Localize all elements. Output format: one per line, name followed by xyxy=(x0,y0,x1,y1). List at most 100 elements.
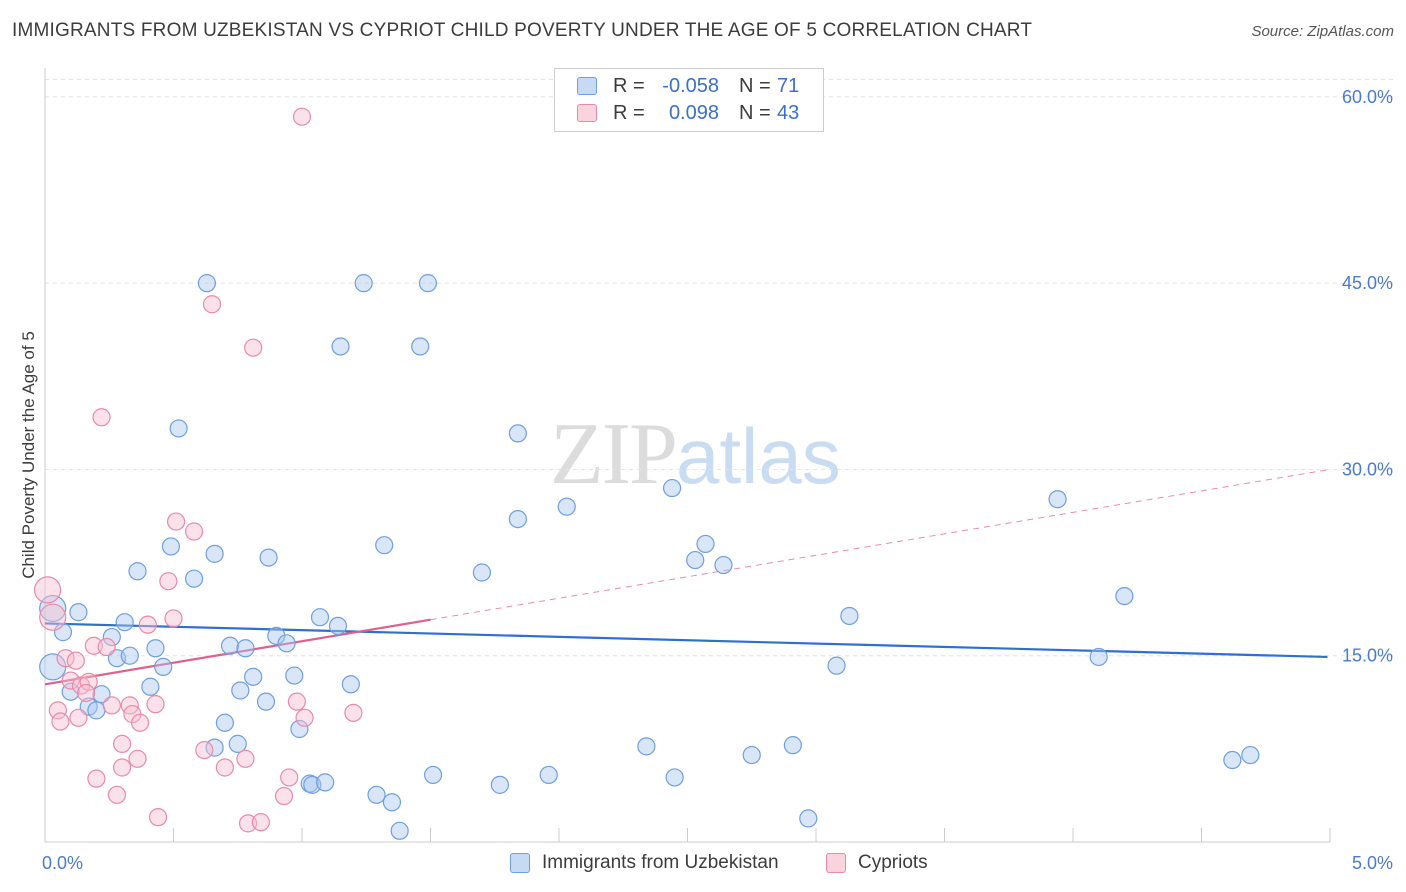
point-uzbekistan xyxy=(69,603,88,622)
point-uzbekistan xyxy=(290,719,309,739)
point-uzbekistan xyxy=(508,424,527,443)
point-cypriots xyxy=(107,785,127,804)
point-uzbekistan xyxy=(215,713,234,732)
point-uzbekistan xyxy=(39,594,67,623)
point-uzbekistan xyxy=(341,675,360,694)
point-uzbekistan xyxy=(783,736,802,755)
legend-swatch-pink xyxy=(577,104,597,122)
point-uzbekistan xyxy=(1115,586,1134,606)
point-uzbekistan xyxy=(382,793,402,812)
point-uzbekistan xyxy=(328,616,348,636)
point-cypriots xyxy=(77,683,96,703)
chart-title: IMMIGRANTS FROM UZBEKISTAN VS CYPRIOT CH… xyxy=(12,20,1033,41)
point-uzbekistan xyxy=(1089,647,1108,667)
point-cypriots xyxy=(128,749,147,768)
point-uzbekistan xyxy=(411,337,430,356)
point-uzbekistan xyxy=(87,701,106,720)
trend-line-uzbekistan xyxy=(44,622,1328,659)
y-axis-label: Child Poverty Under the Age of 5 xyxy=(19,331,38,579)
axes xyxy=(44,68,1330,843)
point-cypriots xyxy=(195,740,214,760)
legend-row-cypriots: R = 0.098 N = 43 xyxy=(577,100,799,126)
point-cypriots xyxy=(184,522,204,541)
point-cypriots xyxy=(244,338,263,357)
point-cypriots xyxy=(280,768,299,787)
point-cypriots xyxy=(292,107,312,126)
series-uzbekistan-points xyxy=(39,274,1260,840)
y-tick-label: 60.0% xyxy=(1342,87,1393,107)
x-tick-label-max: 5.0% xyxy=(1352,853,1393,873)
point-uzbekistan xyxy=(316,773,335,792)
point-uzbekistan xyxy=(696,534,715,554)
point-cypriots xyxy=(102,696,121,715)
point-uzbekistan xyxy=(277,634,296,653)
point-uzbekistan xyxy=(1241,745,1260,765)
point-cypriots xyxy=(138,615,157,634)
point-cypriots xyxy=(164,609,183,628)
legend-r-label: R = xyxy=(613,74,645,97)
point-uzbekistan xyxy=(472,563,491,582)
point-cypriots xyxy=(236,749,255,768)
point-uzbekistan xyxy=(285,666,304,685)
point-cypriots xyxy=(130,713,150,732)
legend-swatch-pink xyxy=(826,853,846,873)
legend-r-value: -0.058 xyxy=(662,74,719,97)
y-tick-label: 45.0% xyxy=(1342,273,1393,293)
legend-r-label: R = xyxy=(613,101,645,124)
y-tick-label: 15.0% xyxy=(1342,646,1393,666)
point-cypriots xyxy=(61,671,80,690)
point-cypriots xyxy=(238,814,258,833)
point-cypriots xyxy=(33,576,62,604)
legend-row-uzbekistan: R = -0.058 N = 71 xyxy=(577,73,799,99)
point-cypriots xyxy=(79,672,98,691)
legend-label-cypriots: Cypriots xyxy=(858,852,928,873)
point-uzbekistan xyxy=(354,274,373,293)
point-uzbekistan xyxy=(259,548,278,567)
point-uzbekistan xyxy=(662,478,682,498)
point-uzbekistan xyxy=(310,608,330,627)
point-uzbekistan xyxy=(236,639,255,658)
point-uzbekistan xyxy=(390,821,409,840)
stats-legend: R = -0.058 N = 71 R = 0.098 N = 43 xyxy=(554,68,824,132)
point-uzbekistan xyxy=(508,509,527,529)
point-uzbekistan xyxy=(490,775,509,794)
legend-n-value: 71 xyxy=(777,74,800,97)
point-cypriots xyxy=(159,572,178,591)
point-uzbekistan xyxy=(120,646,139,665)
x-tick-label-min: 0.0% xyxy=(42,853,83,873)
point-uzbekistan xyxy=(267,626,286,645)
legend-n-label: N = xyxy=(739,101,771,124)
point-uzbekistan xyxy=(1223,750,1242,770)
point-cypriots xyxy=(69,708,88,727)
point-uzbekistan xyxy=(714,555,733,575)
point-uzbekistan xyxy=(799,809,818,828)
point-uzbekistan xyxy=(557,497,576,516)
point-uzbekistan xyxy=(418,274,438,293)
point-uzbekistan xyxy=(244,667,263,686)
point-uzbekistan xyxy=(331,337,350,356)
point-cypriots xyxy=(39,603,67,631)
legend-item-uzbekistan[interactable]: Immigrants from Uzbekistan xyxy=(510,852,779,874)
point-cypriots xyxy=(166,512,186,531)
point-uzbekistan xyxy=(197,274,217,293)
legend-label-uzbekistan: Immigrants from Uzbekistan xyxy=(542,852,779,873)
point-uzbekistan xyxy=(161,537,181,556)
point-uzbekistan xyxy=(228,734,247,753)
trend-extension-cypriots xyxy=(430,468,1331,621)
point-cypriots xyxy=(112,758,132,777)
y-tick-label: 30.0% xyxy=(1342,459,1393,479)
point-uzbekistan xyxy=(367,785,386,804)
point-cypriots xyxy=(84,636,103,655)
point-cypriots xyxy=(215,758,234,777)
legend-r-value: 0.098 xyxy=(668,101,719,124)
x-axis-ticks xyxy=(44,828,1331,842)
point-uzbekistan xyxy=(53,623,73,642)
point-uzbekistan xyxy=(423,765,443,785)
point-uzbekistan xyxy=(231,681,250,700)
legend-item-cypriots[interactable]: Cypriots xyxy=(826,852,928,874)
legend-n-label: N = xyxy=(739,74,771,97)
point-uzbekistan xyxy=(92,685,111,704)
point-cypriots xyxy=(66,651,85,670)
point-uzbekistan xyxy=(827,656,846,675)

-------------------------

▶ _JOB_: Write out the records above again, substituting "legend-swatch-rose" for every "legend-swatch-pink" and leaving everything else unchanged. Omit the pictures from your answer.

▶ _TASK ANSWER_:
Localize all elements. Output format: one per line, name followed by xyxy=(x0,y0,x1,y1). List at most 100 elements.
point-uzbekistan xyxy=(69,603,88,622)
point-uzbekistan xyxy=(290,719,309,739)
point-uzbekistan xyxy=(508,424,527,443)
point-cypriots xyxy=(107,785,127,804)
point-uzbekistan xyxy=(215,713,234,732)
point-uzbekistan xyxy=(39,594,67,623)
point-uzbekistan xyxy=(341,675,360,694)
point-uzbekistan xyxy=(783,736,802,755)
legend-swatch-rose xyxy=(577,104,597,122)
point-uzbekistan xyxy=(1115,586,1134,606)
point-uzbekistan xyxy=(382,793,402,812)
point-uzbekistan xyxy=(328,616,348,636)
point-cypriots xyxy=(77,683,96,703)
chart-title: IMMIGRANTS FROM UZBEKISTAN VS CYPRIOT CH… xyxy=(12,20,1033,41)
point-uzbekistan xyxy=(1089,647,1108,667)
point-cypriots xyxy=(128,749,147,768)
point-uzbekistan xyxy=(411,337,430,356)
point-uzbekistan xyxy=(87,701,106,720)
trend-line-uzbekistan xyxy=(44,622,1328,659)
y-axis-label: Child Poverty Under the Age of 5 xyxy=(19,331,38,579)
axes xyxy=(44,68,1330,843)
point-cypriots xyxy=(195,740,214,760)
legend-row-cypriots: R = 0.098 N = 43 xyxy=(577,100,799,126)
point-cypriots xyxy=(184,522,204,541)
point-cypriots xyxy=(244,338,263,357)
point-cypriots xyxy=(280,768,299,787)
point-cypriots xyxy=(292,107,312,126)
series-uzbekistan-points xyxy=(39,274,1260,840)
y-tick-label: 60.0% xyxy=(1342,87,1393,107)
x-tick-label-max: 5.0% xyxy=(1352,853,1393,873)
point-uzbekistan xyxy=(316,773,335,792)
point-uzbekistan xyxy=(696,534,715,554)
point-cypriots xyxy=(102,696,121,715)
point-uzbekistan xyxy=(277,634,296,653)
point-uzbekistan xyxy=(1241,745,1260,765)
point-cypriots xyxy=(138,615,157,634)
point-cypriots xyxy=(164,609,183,628)
legend-r-label: R = xyxy=(613,74,645,97)
point-uzbekistan xyxy=(472,563,491,582)
point-cypriots xyxy=(236,749,255,768)
point-uzbekistan xyxy=(285,666,304,685)
point-cypriots xyxy=(130,713,150,732)
legend-swatch-rose xyxy=(826,853,846,873)
legend-r-value: -0.058 xyxy=(662,74,719,97)
y-tick-label: 45.0% xyxy=(1342,273,1393,293)
legend-r-label: R = xyxy=(613,101,645,124)
y-tick-label: 15.0% xyxy=(1342,646,1393,666)
point-cypriots xyxy=(61,671,80,690)
point-cypriots xyxy=(238,814,258,833)
point-cypriots xyxy=(33,576,62,604)
legend-row-uzbekistan: R = -0.058 N = 71 xyxy=(577,73,799,99)
point-cypriots xyxy=(79,672,98,691)
legend-label-cypriots: Cypriots xyxy=(858,852,928,873)
point-uzbekistan xyxy=(354,274,373,293)
point-uzbekistan xyxy=(259,548,278,567)
point-uzbekistan xyxy=(662,478,682,498)
point-uzbekistan xyxy=(310,608,330,627)
point-uzbekistan xyxy=(236,639,255,658)
point-uzbekistan xyxy=(390,821,409,840)
stats-legend: R = -0.058 N = 71 R = 0.098 N = 43 xyxy=(554,68,824,132)
point-uzbekistan xyxy=(508,509,527,529)
point-uzbekistan xyxy=(490,775,509,794)
legend-n-value: 71 xyxy=(777,74,800,97)
point-cypriots xyxy=(159,572,178,591)
point-uzbekistan xyxy=(120,646,139,665)
x-tick-label-min: 0.0% xyxy=(42,853,83,873)
point-uzbekistan xyxy=(267,626,286,645)
legend-n-label: N = xyxy=(739,101,771,124)
point-uzbekistan xyxy=(1223,750,1242,770)
point-cypriots xyxy=(69,708,88,727)
point-uzbekistan xyxy=(714,555,733,575)
point-uzbekistan xyxy=(799,809,818,828)
point-uzbekistan xyxy=(557,497,576,516)
point-uzbekistan xyxy=(418,274,438,293)
point-uzbekistan xyxy=(244,667,263,686)
point-uzbekistan xyxy=(331,337,350,356)
point-cypriots xyxy=(39,603,67,631)
legend-item-uzbekistan[interactable]: Immigrants from Uzbekistan xyxy=(510,852,779,874)
point-cypriots xyxy=(166,512,186,531)
point-uzbekistan xyxy=(197,274,217,293)
legend-label-uzbekistan: Immigrants from Uzbekistan xyxy=(542,852,779,873)
point-uzbekistan xyxy=(161,537,181,556)
point-uzbekistan xyxy=(228,734,247,753)
trend-extension-cypriots xyxy=(430,468,1331,621)
point-cypriots xyxy=(112,758,132,777)
y-tick-label: 30.0% xyxy=(1342,459,1393,479)
point-uzbekistan xyxy=(367,785,386,804)
point-cypriots xyxy=(84,636,103,655)
point-cypriots xyxy=(215,758,234,777)
legend-r-value: 0.098 xyxy=(668,101,719,124)
x-axis-ticks xyxy=(44,828,1331,842)
point-uzbekistan xyxy=(53,623,73,642)
point-uzbekistan xyxy=(423,765,443,785)
point-uzbekistan xyxy=(231,681,250,700)
legend-item-cypriots[interactable]: Cypriots xyxy=(826,852,928,874)
legend-n-label: N = xyxy=(739,74,771,97)
point-uzbekistan xyxy=(92,685,111,704)
point-cypriots xyxy=(66,651,85,670)
point-uzbekistan xyxy=(827,656,846,675)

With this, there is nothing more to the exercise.